_INSTRUCTION:_
Strip the pictures and reproduce the rest of the listing exactly.

====== SUPPLIED ENTRIES

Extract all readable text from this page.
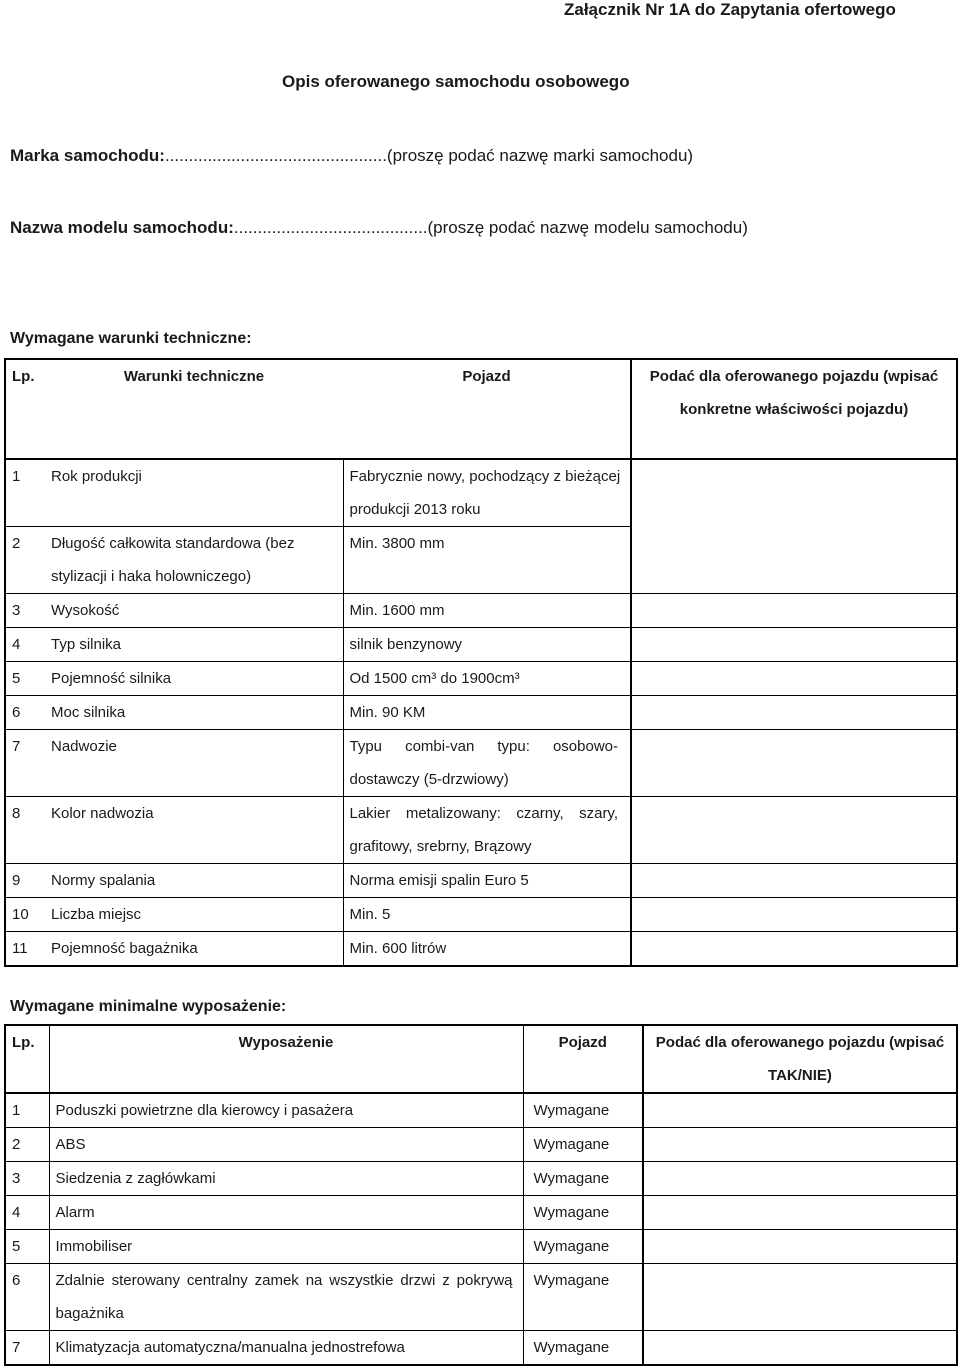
Załącznik Nr 1A do Zapytania ofertowego
Opis oferowanego samochodu osobowego
Marka samochodu:...............................................(proszę podać nazwę marki samochodu)
Nazwa modelu samochodu:.........................................(proszę podać nazwę modelu samochodu)
Wymagane warunki techniczne:
Lp.	Warunki techniczne	Pojazd	Podać dla oferowanego pojazdu (wpisać konkretne właściwości pojazdu)
1	Rok produkcji	Fabrycznie nowy, pochodzący z bieżącej produkcji 2013 roku	
2	Długość całkowita standardowa (bez stylizacji i haka holowniczego)	Min. 3800 mm	
3	Wysokość	Min. 1600 mm	
4	Typ silnika	silnik benzynowy	
5	Pojemność silnika	Od 1500 cm³ do 1900cm³	
6	Moc silnika	Min. 90 KM	
7	Nadwozie	Typu combi-van typu: osobowo-dostawczy (5-drzwiowy)	
8	Kolor nadwozia	Lakier metalizowany: czarny, szary, grafitowy, srebrny, Brązowy	
9	Normy spalania	Norma emisji spalin Euro 5	
10	Liczba miejsc	Min. 5	
11	Pojemność bagażnika	Min. 600 litrów	
Wymagane minimalne wyposażenie:
Lp.	Wyposażenie	Pojazd	Podać dla oferowanego pojazdu (wpisać TAK/NIE)
1	Poduszki powietrzne dla kierowcy i pasażera	Wymagane	
2	ABS	Wymagane	
3	Siedzenia z zagłówkami	Wymagane	
4	Alarm	Wymagane	
5	Immobiliser	Wymagane	
6	Zdalnie sterowany centralny zamek na wszystkie drzwi z pokrywą bagażnika	Wymagane	
7	Klimatyzacja automatyczna/manualna jednostrefowa	Wymagane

============

_RESPONSE TO THE TASK:_
Extract all readable text from this page.
Załącznik Nr 1A do Zapytania ofertowego
Opis oferowanego samochodu osobowego
Marka samochodu:...............................................(proszę podać nazwę marki samochodu)
Nazwa modelu samochodu:.........................................(proszę podać nazwę modelu samochodu)
Wymagane warunki techniczne:
Lp.	Warunki techniczne	Pojazd	Podać dla oferowanego pojazdu (wpisać konkretne właściwości pojazdu)
1	Rok produkcji	Fabrycznie nowy, pochodzący z bieżącej produkcji 2013 roku	
2	Długość całkowita standardowa (bez stylizacji i haka holowniczego)	Min. 3800 mm	
3	Wysokość	Min. 1600 mm	
4	Typ silnika	silnik benzynowy	
5	Pojemność silnika	Od 1500 cm³ do 1900cm³	
6	Moc silnika	Min. 90 KM	
7	Nadwozie	Typu combi-van typu: osobowo-dostawczy (5-drzwiowy)	
8	Kolor nadwozia	Lakier metalizowany: czarny, szary, grafitowy, srebrny, Brązowy	
9	Normy spalania	Norma emisji spalin Euro 5	
10	Liczba miejsc	Min. 5	
11	Pojemność bagażnika	Min. 600 litrów	
Wymagane minimalne wyposażenie:
Lp.	Wyposażenie	Pojazd	Podać dla oferowanego pojazdu (wpisać TAK/NIE)
1	Poduszki powietrzne dla kierowcy i pasażera	Wymagane	
2	ABS	Wymagane	
3	Siedzenia z zagłówkami	Wymagane	
4	Alarm	Wymagane	
5	Immobiliser	Wymagane	
6	Zdalnie sterowany centralny zamek na wszystkie drzwi z pokrywą bagażnika	Wymagane	
7	Klimatyzacja automatyczna/manualna jednostrefowa	Wymagane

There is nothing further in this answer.